[Stored data]

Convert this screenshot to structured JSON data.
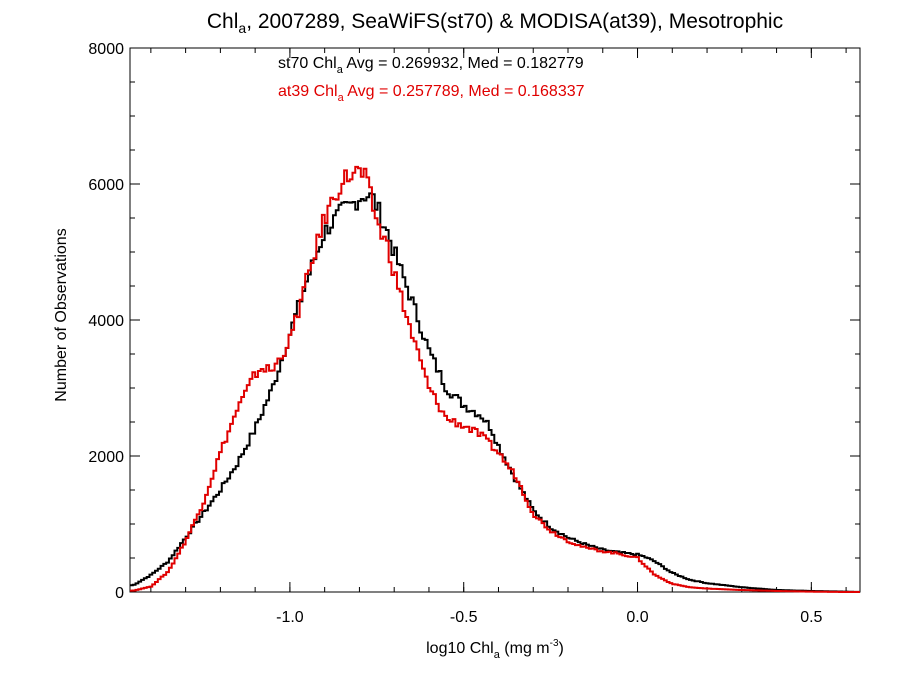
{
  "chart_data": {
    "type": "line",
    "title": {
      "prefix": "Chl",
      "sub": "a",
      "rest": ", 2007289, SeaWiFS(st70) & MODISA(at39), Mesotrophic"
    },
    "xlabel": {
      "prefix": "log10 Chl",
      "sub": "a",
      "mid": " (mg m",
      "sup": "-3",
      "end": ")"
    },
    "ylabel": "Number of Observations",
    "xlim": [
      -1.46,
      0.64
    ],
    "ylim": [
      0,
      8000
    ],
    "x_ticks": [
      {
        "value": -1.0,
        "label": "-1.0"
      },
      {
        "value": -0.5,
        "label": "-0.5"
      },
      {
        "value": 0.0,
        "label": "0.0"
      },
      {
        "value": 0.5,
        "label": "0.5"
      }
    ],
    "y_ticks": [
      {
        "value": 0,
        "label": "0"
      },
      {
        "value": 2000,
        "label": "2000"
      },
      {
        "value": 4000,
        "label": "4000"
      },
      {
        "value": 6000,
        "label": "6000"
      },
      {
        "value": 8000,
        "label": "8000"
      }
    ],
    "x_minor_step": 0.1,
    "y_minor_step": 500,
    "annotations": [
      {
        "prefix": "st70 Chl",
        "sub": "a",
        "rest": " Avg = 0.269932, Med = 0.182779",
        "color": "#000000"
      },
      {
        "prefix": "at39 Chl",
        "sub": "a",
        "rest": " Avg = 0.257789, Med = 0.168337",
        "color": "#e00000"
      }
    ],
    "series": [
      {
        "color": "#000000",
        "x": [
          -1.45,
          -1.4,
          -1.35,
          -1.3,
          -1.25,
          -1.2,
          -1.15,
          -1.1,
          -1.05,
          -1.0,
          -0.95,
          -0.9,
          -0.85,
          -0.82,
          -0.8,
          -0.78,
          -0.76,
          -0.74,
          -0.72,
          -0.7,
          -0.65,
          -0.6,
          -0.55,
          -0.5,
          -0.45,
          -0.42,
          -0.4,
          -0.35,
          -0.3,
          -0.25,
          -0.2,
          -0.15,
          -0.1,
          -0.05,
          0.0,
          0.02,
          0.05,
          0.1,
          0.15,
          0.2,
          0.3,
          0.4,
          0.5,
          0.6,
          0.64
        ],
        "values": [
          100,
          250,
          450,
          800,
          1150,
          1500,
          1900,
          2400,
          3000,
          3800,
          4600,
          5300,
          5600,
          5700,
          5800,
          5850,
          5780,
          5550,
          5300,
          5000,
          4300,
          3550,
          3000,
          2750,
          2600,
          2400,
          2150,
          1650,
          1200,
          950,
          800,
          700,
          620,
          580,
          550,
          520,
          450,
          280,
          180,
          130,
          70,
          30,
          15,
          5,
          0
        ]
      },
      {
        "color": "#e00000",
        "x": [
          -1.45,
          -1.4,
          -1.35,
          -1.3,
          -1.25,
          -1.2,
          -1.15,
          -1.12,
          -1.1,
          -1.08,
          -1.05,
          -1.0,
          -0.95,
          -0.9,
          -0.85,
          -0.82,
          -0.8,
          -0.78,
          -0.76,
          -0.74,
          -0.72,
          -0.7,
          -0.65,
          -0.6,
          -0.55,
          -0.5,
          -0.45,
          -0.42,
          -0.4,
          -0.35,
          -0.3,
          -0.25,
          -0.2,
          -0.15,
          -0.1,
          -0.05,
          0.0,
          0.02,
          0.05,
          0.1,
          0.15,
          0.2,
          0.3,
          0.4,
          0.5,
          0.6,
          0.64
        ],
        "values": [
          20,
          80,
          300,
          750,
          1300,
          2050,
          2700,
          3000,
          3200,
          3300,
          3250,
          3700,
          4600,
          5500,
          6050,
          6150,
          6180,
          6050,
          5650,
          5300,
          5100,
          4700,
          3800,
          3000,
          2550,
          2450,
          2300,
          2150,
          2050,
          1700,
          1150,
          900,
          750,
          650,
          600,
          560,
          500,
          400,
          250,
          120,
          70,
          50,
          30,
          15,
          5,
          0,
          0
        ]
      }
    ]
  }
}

** THE REQUEST **
Reproduce every line of the material precisely, omitting its pictures.

** TASK RESULT **
Convert this screenshot to structured JSON data.
{
  "chart_data": {
    "type": "line",
    "title": {
      "prefix": "Chl",
      "sub": "a",
      "rest": ", 2007289, SeaWiFS(st70) & MODISA(at39), Mesotrophic"
    },
    "xlabel": {
      "prefix": "log10 Chl",
      "sub": "a",
      "mid": " (mg m",
      "sup": "-3",
      "end": ")"
    },
    "ylabel": "Number of Observations",
    "xlim": [
      -1.46,
      0.64
    ],
    "ylim": [
      0,
      8000
    ],
    "x_ticks": [
      {
        "value": -1.0,
        "label": "-1.0"
      },
      {
        "value": -0.5,
        "label": "-0.5"
      },
      {
        "value": 0.0,
        "label": "0.0"
      },
      {
        "value": 0.5,
        "label": "0.5"
      }
    ],
    "y_ticks": [
      {
        "value": 0,
        "label": "0"
      },
      {
        "value": 2000,
        "label": "2000"
      },
      {
        "value": 4000,
        "label": "4000"
      },
      {
        "value": 6000,
        "label": "6000"
      },
      {
        "value": 8000,
        "label": "8000"
      }
    ],
    "x_minor_step": 0.1,
    "y_minor_step": 500,
    "annotations": [
      {
        "prefix": "st70 Chl",
        "sub": "a",
        "rest": " Avg = 0.269932, Med = 0.182779",
        "color": "#000000"
      },
      {
        "prefix": "at39 Chl",
        "sub": "a",
        "rest": " Avg = 0.257789, Med = 0.168337",
        "color": "#e00000"
      }
    ],
    "series": [
      {
        "color": "#000000",
        "x": [
          -1.45,
          -1.4,
          -1.35,
          -1.3,
          -1.25,
          -1.2,
          -1.15,
          -1.1,
          -1.05,
          -1.0,
          -0.95,
          -0.9,
          -0.85,
          -0.82,
          -0.8,
          -0.78,
          -0.76,
          -0.74,
          -0.72,
          -0.7,
          -0.65,
          -0.6,
          -0.55,
          -0.5,
          -0.45,
          -0.42,
          -0.4,
          -0.35,
          -0.3,
          -0.25,
          -0.2,
          -0.15,
          -0.1,
          -0.05,
          0.0,
          0.02,
          0.05,
          0.1,
          0.15,
          0.2,
          0.3,
          0.4,
          0.5,
          0.6,
          0.64
        ],
        "values": [
          100,
          250,
          450,
          800,
          1150,
          1500,
          1900,
          2400,
          3000,
          3800,
          4600,
          5300,
          5600,
          5700,
          5800,
          5850,
          5780,
          5550,
          5300,
          5000,
          4300,
          3550,
          3000,
          2750,
          2600,
          2400,
          2150,
          1650,
          1200,
          950,
          800,
          700,
          620,
          580,
          550,
          520,
          450,
          280,
          180,
          130,
          70,
          30,
          15,
          5,
          0
        ]
      },
      {
        "color": "#e00000",
        "x": [
          -1.45,
          -1.4,
          -1.35,
          -1.3,
          -1.25,
          -1.2,
          -1.15,
          -1.12,
          -1.1,
          -1.08,
          -1.05,
          -1.0,
          -0.95,
          -0.9,
          -0.85,
          -0.82,
          -0.8,
          -0.78,
          -0.76,
          -0.74,
          -0.72,
          -0.7,
          -0.65,
          -0.6,
          -0.55,
          -0.5,
          -0.45,
          -0.42,
          -0.4,
          -0.35,
          -0.3,
          -0.25,
          -0.2,
          -0.15,
          -0.1,
          -0.05,
          0.0,
          0.02,
          0.05,
          0.1,
          0.15,
          0.2,
          0.3,
          0.4,
          0.5,
          0.6,
          0.64
        ],
        "values": [
          20,
          80,
          300,
          750,
          1300,
          2050,
          2700,
          3000,
          3200,
          3300,
          3250,
          3700,
          4600,
          5500,
          6050,
          6150,
          6180,
          6050,
          5650,
          5300,
          5100,
          4700,
          3800,
          3000,
          2550,
          2450,
          2300,
          2150,
          2050,
          1700,
          1150,
          900,
          750,
          650,
          600,
          560,
          500,
          400,
          250,
          120,
          70,
          50,
          30,
          15,
          5,
          0,
          0
        ]
      }
    ]
  }
}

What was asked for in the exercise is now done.